## Records supplied

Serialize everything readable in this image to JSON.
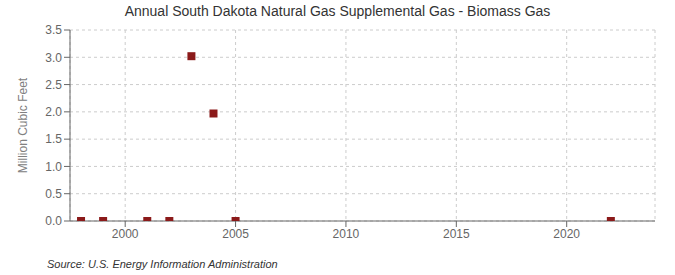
{
  "chart_data": {
    "type": "scatter",
    "title": "Annual South Dakota Natural Gas Supplemental Gas - Biomass Gas",
    "ylabel": "Million Cubic Feet",
    "annotations": [
      "Source: U.S. Energy Information Administration"
    ],
    "x": [
      1998,
      1999,
      2001,
      2002,
      2003,
      2004,
      2005,
      2022
    ],
    "values": [
      0.0,
      0.0,
      0.0,
      0.0,
      3.02,
      1.97,
      0.0,
      0.0
    ],
    "color": "#8b1a1a",
    "marker": "square",
    "xlim": [
      1997.5,
      2024
    ],
    "ylim": [
      0,
      3.5
    ],
    "xticks": [
      2000,
      2005,
      2010,
      2015,
      2020
    ],
    "yticks": [
      {
        "value": 0.0,
        "label": "0.0"
      },
      0.5,
      {
        "value": 1.0,
        "label": "1.0"
      },
      1.5,
      {
        "value": 2.0,
        "label": "2.0"
      },
      2.5,
      {
        "value": 3.0,
        "label": "3.0"
      },
      3.5
    ],
    "grid": true
  }
}
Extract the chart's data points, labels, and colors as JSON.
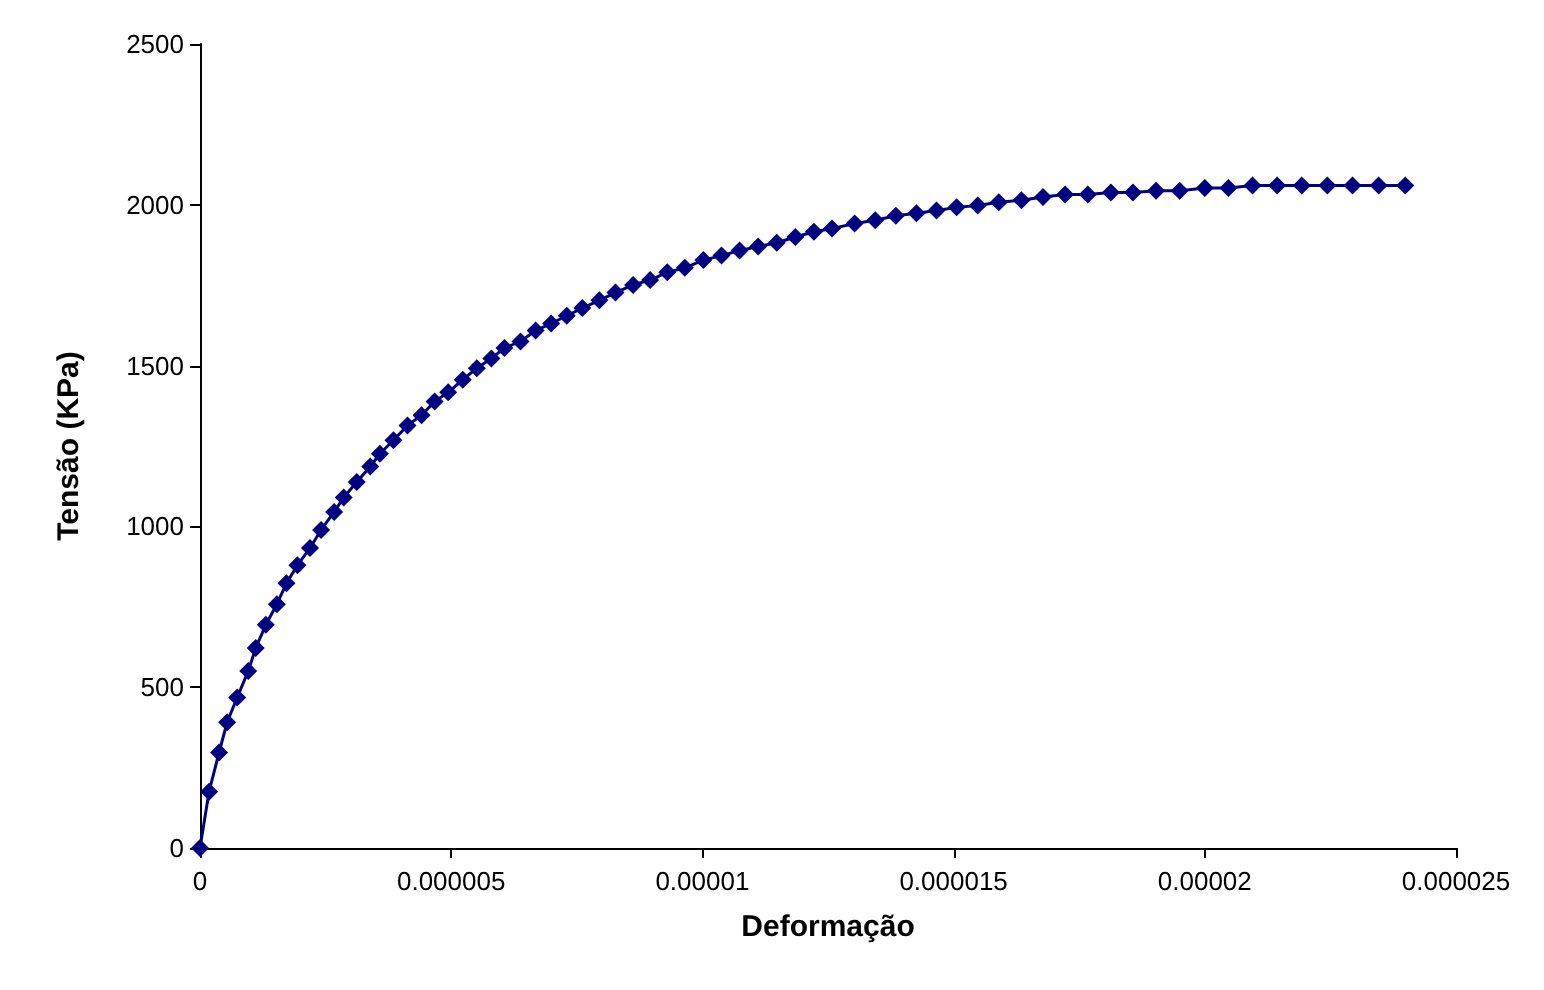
{
  "chart_data": {
    "type": "line",
    "xlabel": "Deformação",
    "ylabel": "Tensão (KPa)",
    "x": [
      0,
      1.8e-07,
      3.8e-07,
      5.4e-07,
      7.4e-07,
      9.6e-07,
      1.11e-06,
      1.31e-06,
      1.53e-06,
      1.72e-06,
      1.94e-06,
      2.19e-06,
      2.41e-06,
      2.67e-06,
      2.86e-06,
      3.12e-06,
      3.39e-06,
      3.58e-06,
      3.85e-06,
      4.13e-06,
      4.41e-06,
      4.67e-06,
      4.94e-06,
      5.23e-06,
      5.51e-06,
      5.8e-06,
      6.06e-06,
      6.38e-06,
      6.68e-06,
      6.99e-06,
      7.3e-06,
      7.61e-06,
      7.95e-06,
      8.27e-06,
      8.62e-06,
      8.96e-06,
      9.3e-06,
      9.65e-06,
      1.002e-05,
      1.038e-05,
      1.074e-05,
      1.111e-05,
      1.148e-05,
      1.185e-05,
      1.222e-05,
      1.258e-05,
      1.303e-05,
      1.344e-05,
      1.385e-05,
      1.426e-05,
      1.466e-05,
      1.506e-05,
      1.548e-05,
      1.59e-05,
      1.635e-05,
      1.678e-05,
      1.722e-05,
      1.767e-05,
      1.813e-05,
      1.857e-05,
      1.903e-05,
      1.95e-05,
      2e-05,
      2.047e-05,
      2.095e-05,
      2.144e-05,
      2.193e-05,
      2.244e-05,
      2.294e-05,
      2.346e-05,
      2.399e-05
    ],
    "series": [
      {
        "color": "#000080",
        "values": [
          0,
          175,
          297,
          391,
          468,
          550,
          622,
          694,
          758,
          823,
          879,
          933,
          989,
          1045,
          1090,
          1138,
          1186,
          1226,
          1268,
          1314,
          1346,
          1388,
          1417,
          1456,
          1492,
          1522,
          1555,
          1575,
          1609,
          1631,
          1655,
          1679,
          1703,
          1727,
          1751,
          1766,
          1790,
          1804,
          1828,
          1842,
          1858,
          1870,
          1882,
          1900,
          1916,
          1926,
          1942,
          1952,
          1966,
          1974,
          1982,
          1992,
          1998,
          2008,
          2014,
          2024,
          2032,
          2032,
          2038,
          2038,
          2044,
          2044,
          2052,
          2052,
          2060,
          2060,
          2060,
          2060,
          2060,
          2060,
          2060
        ]
      }
    ],
    "xlim": [
      0,
      2.5e-05
    ],
    "xticks": [
      0,
      {
        "value": 5e-06,
        "label": "0.000005"
      },
      {
        "value": 1e-05,
        "label": "0.00001"
      },
      {
        "value": 1.5e-05,
        "label": "0.000015"
      },
      {
        "value": 2e-05,
        "label": "0.00002"
      },
      {
        "value": 2.5e-05,
        "label": "0.000025"
      }
    ],
    "ylim": [
      0,
      2500
    ],
    "yticks": [
      0,
      500,
      1000,
      1500,
      2000,
      2500
    ],
    "grid": false,
    "marker": "diamond",
    "line_style": "solid"
  }
}
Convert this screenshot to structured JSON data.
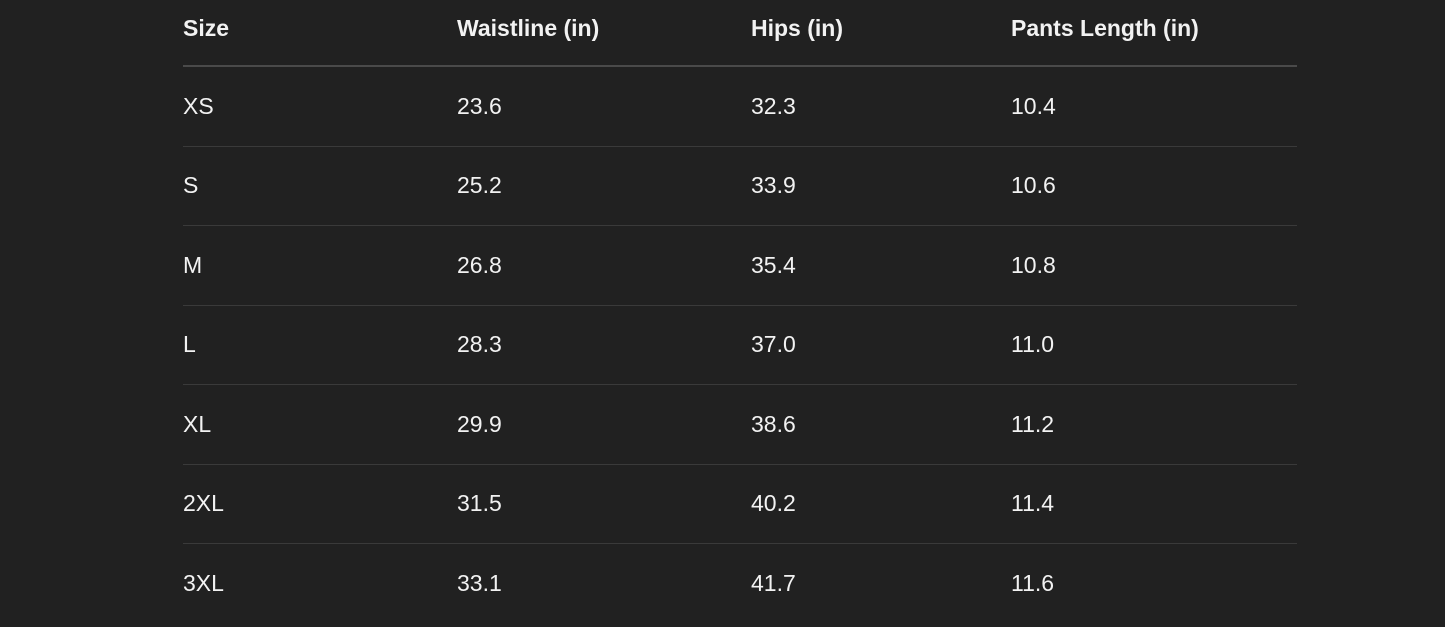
{
  "table": {
    "headers": [
      "Size",
      "Waistline (in)",
      "Hips (in)",
      "Pants Length (in)"
    ],
    "rows": [
      [
        "XS",
        "23.6",
        "32.3",
        "10.4"
      ],
      [
        "S",
        "25.2",
        "33.9",
        "10.6"
      ],
      [
        "M",
        "26.8",
        "35.4",
        "10.8"
      ],
      [
        "L",
        "28.3",
        "37.0",
        "11.0"
      ],
      [
        "XL",
        "29.9",
        "38.6",
        "11.2"
      ],
      [
        "2XL",
        "31.5",
        "40.2",
        "11.4"
      ],
      [
        "3XL",
        "33.1",
        "41.7",
        "11.6"
      ]
    ]
  }
}
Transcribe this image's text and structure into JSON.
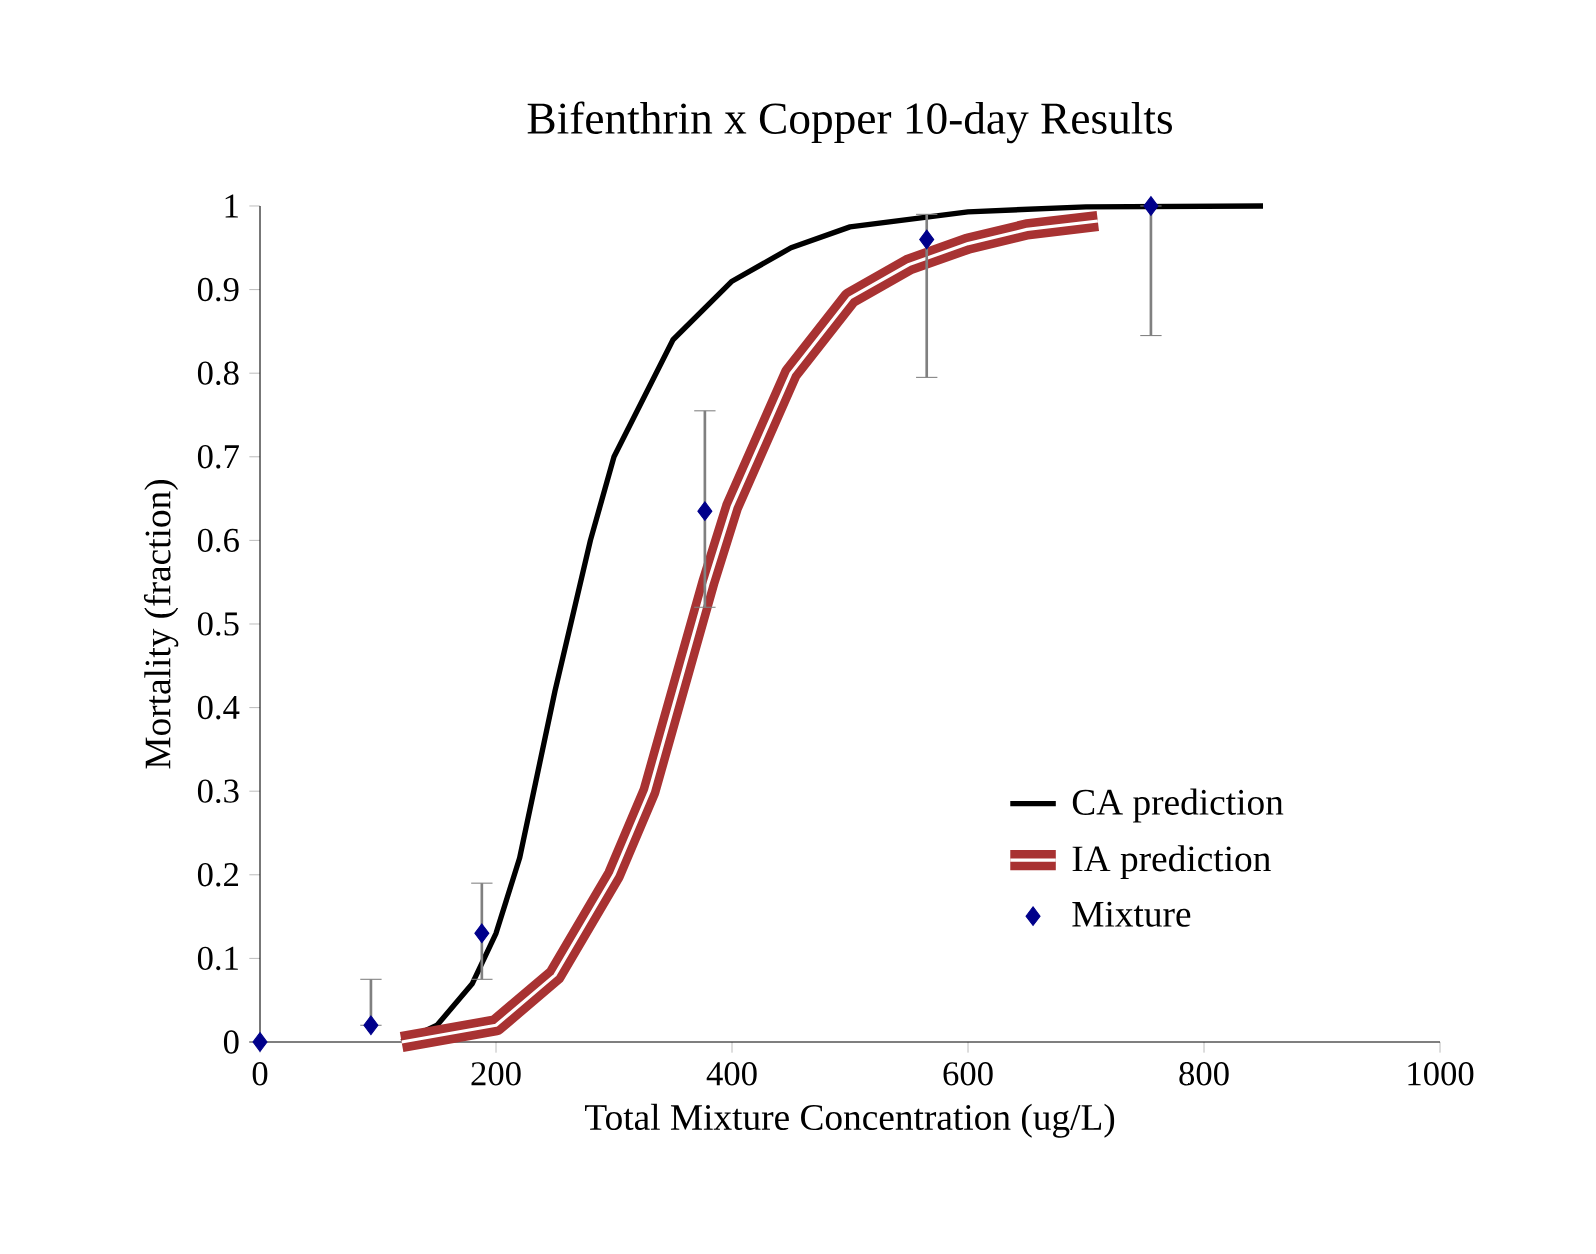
{
  "chart_data": {
    "type": "line",
    "title": "Bifenthrin x Copper 10-day Results",
    "xlabel": "Total Mixture Concentration (ug/L)",
    "ylabel": "Mortality (fraction)",
    "xlim": [
      0,
      1000
    ],
    "xticks": [
      0,
      200,
      400,
      600,
      800,
      1000
    ],
    "ylim": [
      0,
      1
    ],
    "yticks": [
      0,
      0.1,
      0.2,
      0.3,
      0.4,
      0.5,
      0.6,
      0.7,
      0.8,
      0.9,
      1
    ],
    "grid": false,
    "legend": "right",
    "series": [
      {
        "name": "CA prediction",
        "color": "#000000",
        "marker": "none",
        "x": [
          120,
          150,
          180,
          200,
          220,
          250,
          280,
          300,
          350,
          400,
          450,
          500,
          600,
          700,
          850
        ],
        "values": [
          0,
          0.02,
          0.07,
          0.13,
          0.22,
          0.42,
          0.6,
          0.7,
          0.84,
          0.91,
          0.95,
          0.975,
          0.993,
          0.999,
          1.0
        ]
      },
      {
        "name": "IA prediction",
        "color": "#a83232",
        "marker": "none",
        "x": [
          120,
          200,
          250,
          300,
          330,
          360,
          380,
          400,
          450,
          500,
          550,
          600,
          650,
          710
        ],
        "values": [
          0,
          0.02,
          0.08,
          0.2,
          0.3,
          0.45,
          0.55,
          0.64,
          0.8,
          0.89,
          0.93,
          0.955,
          0.972,
          0.982
        ]
      },
      {
        "name": "Mixture",
        "type": "scatter",
        "color": "#00008b",
        "marker": "diamond",
        "x": [
          0,
          94,
          188,
          377,
          565,
          755
        ],
        "values": [
          0,
          0.02,
          0.13,
          0.635,
          0.96,
          1.0
        ],
        "errors": [
          null,
          [
            0.02,
            0.075
          ],
          [
            0.075,
            0.19
          ],
          [
            0.52,
            0.755
          ],
          [
            0.795,
            0.99
          ],
          [
            0.845,
            1.0
          ]
        ]
      }
    ]
  }
}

## Set task
Find every line in the listing that holds the string "xlabel", then say how many there are as a bare number.

## Exercise response
2